[Stored data]
○ ○ ○ ○ ○

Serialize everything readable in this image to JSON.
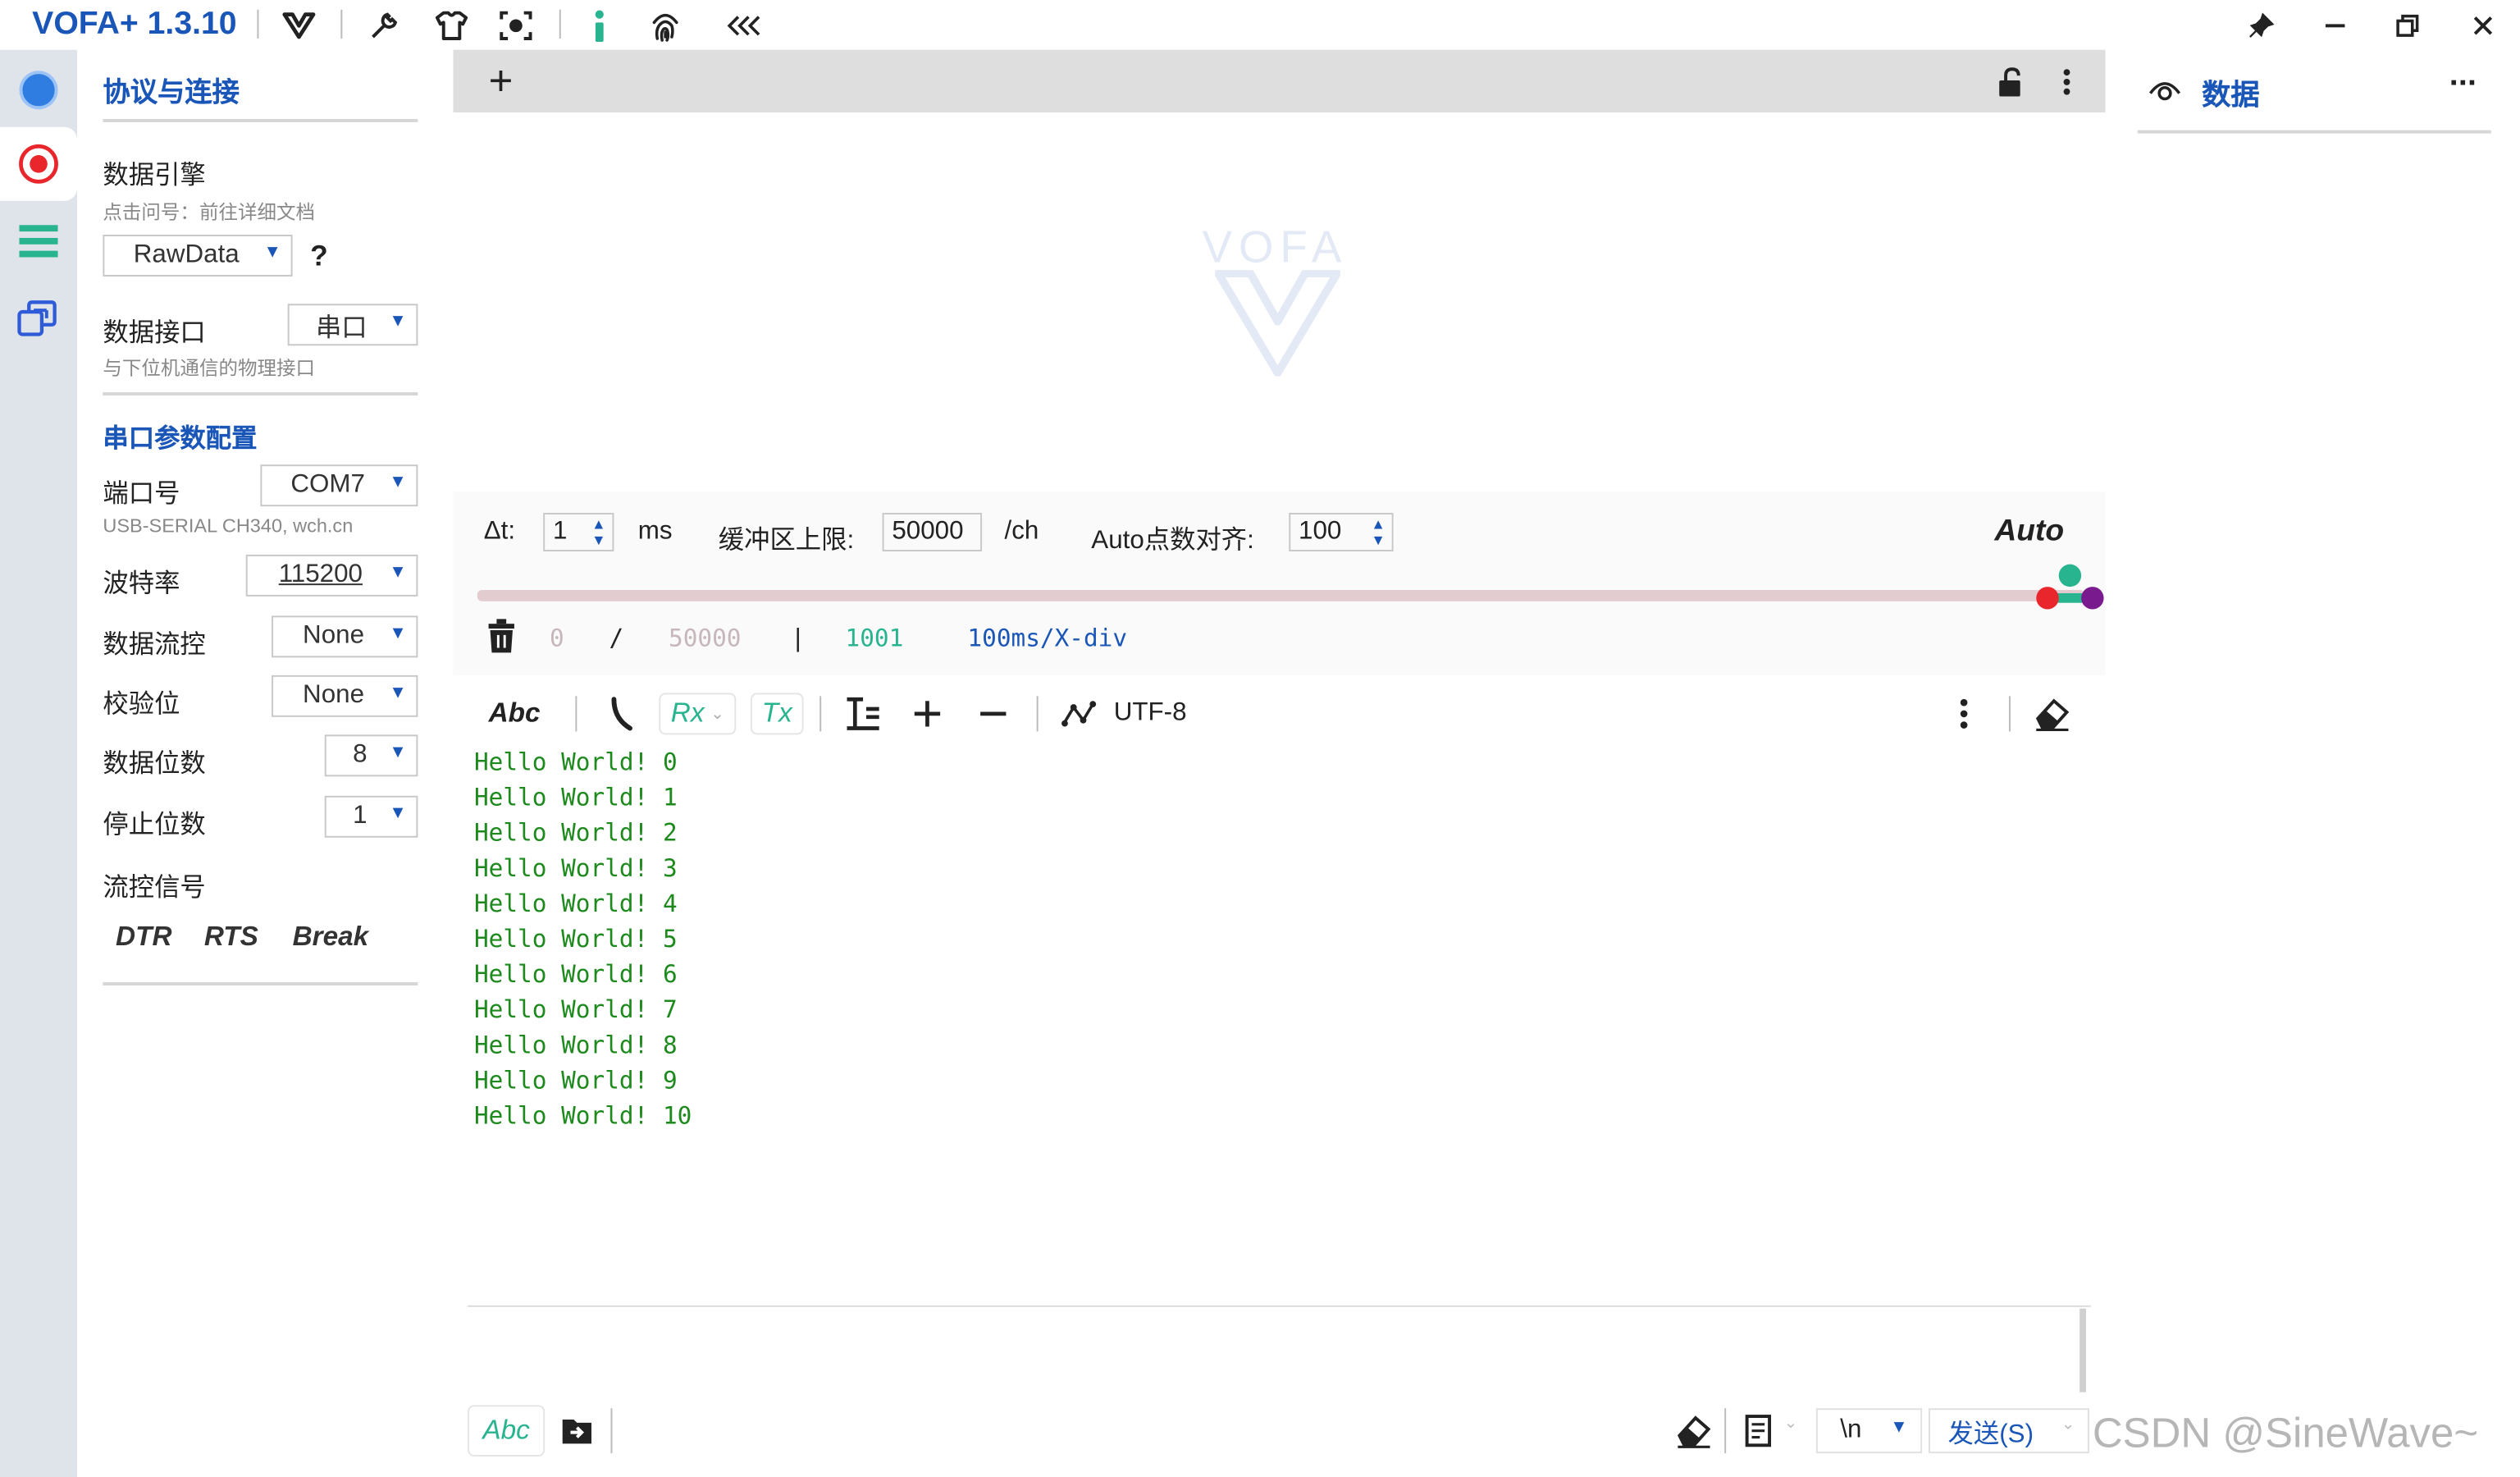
{
  "app": {
    "title": "VOFA+ 1.3.10"
  },
  "titlebar_icons": [
    "vofa-logo-icon",
    "wrench-icon",
    "shirt-icon",
    "camera-focus-icon",
    "info-icon",
    "fingerprint-icon",
    "collapse-icon"
  ],
  "window_controls": [
    "pin-icon",
    "minimize-icon",
    "restore-icon",
    "close-icon"
  ],
  "left": {
    "section_title": "协议与连接",
    "engine": {
      "label": "数据引擎",
      "hint": "点击问号：前往详细文档",
      "value": "RawData",
      "help": "?"
    },
    "interface": {
      "label": "数据接口",
      "value": "串口",
      "hint": "与下位机通信的物理接口"
    },
    "serial_title": "串口参数配置",
    "port": {
      "label": "端口号",
      "value": "COM7",
      "hint": "USB-SERIAL CH340, wch.cn"
    },
    "baud": {
      "label": "波特率",
      "value": "115200"
    },
    "flow": {
      "label": "数据流控",
      "value": "None"
    },
    "parity": {
      "label": "校验位",
      "value": "None"
    },
    "databits": {
      "label": "数据位数",
      "value": "8"
    },
    "stopbits": {
      "label": "停止位数",
      "value": "1"
    },
    "signals": {
      "label": "流控信号",
      "dtr": "DTR",
      "rts": "RTS",
      "brk": "Break"
    }
  },
  "graph": {
    "add": "+",
    "watermark": "VOFA",
    "dt_label": "Δt:",
    "dt_value": "1",
    "dt_unit": "ms",
    "buffer_label": "缓冲区上限:",
    "buffer_value": "50000",
    "buffer_unit": "/ch",
    "align_label": "Auto点数对齐:",
    "align_value": "100",
    "auto": "Auto",
    "progress": 1.0,
    "status": {
      "count": "0",
      "slash": "/",
      "max": "50000",
      "bar": "|",
      "points": "1001",
      "div": "100ms/X-div"
    }
  },
  "terminal": {
    "toolbar": {
      "abc": "Abc",
      "rx": "Rx",
      "tx": "Tx",
      "encoding": "UTF-8"
    },
    "lines": [
      "Hello World! 0",
      "Hello World! 1",
      "Hello World! 2",
      "Hello World! 3",
      "Hello World! 4",
      "Hello World! 5",
      "Hello World! 6",
      "Hello World! 7",
      "Hello World! 8",
      "Hello World! 9",
      "Hello World! 10"
    ],
    "send_bar": {
      "abc": "Abc",
      "newline": "\\n",
      "send": "发送(S)"
    }
  },
  "right": {
    "title": "数据",
    "more": "···"
  },
  "watermark": "CSDN @SineWave~",
  "colors": {
    "accent": "#1a56b8",
    "green_text": "#1e8a1e",
    "teal": "#27b48f",
    "red": "#e8262b",
    "purple": "#7a1a8f"
  }
}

○ ○ ○ ○ ○

Which lines hold the word "hint"? Copy every one of them.

§ **RESULT OF THIS TASK**
      "hint": "点击问号：前往详细文档",
      "hint": "与下位机通信的物理接口"
      "hint": "USB-SERIAL CH340, wch.cn"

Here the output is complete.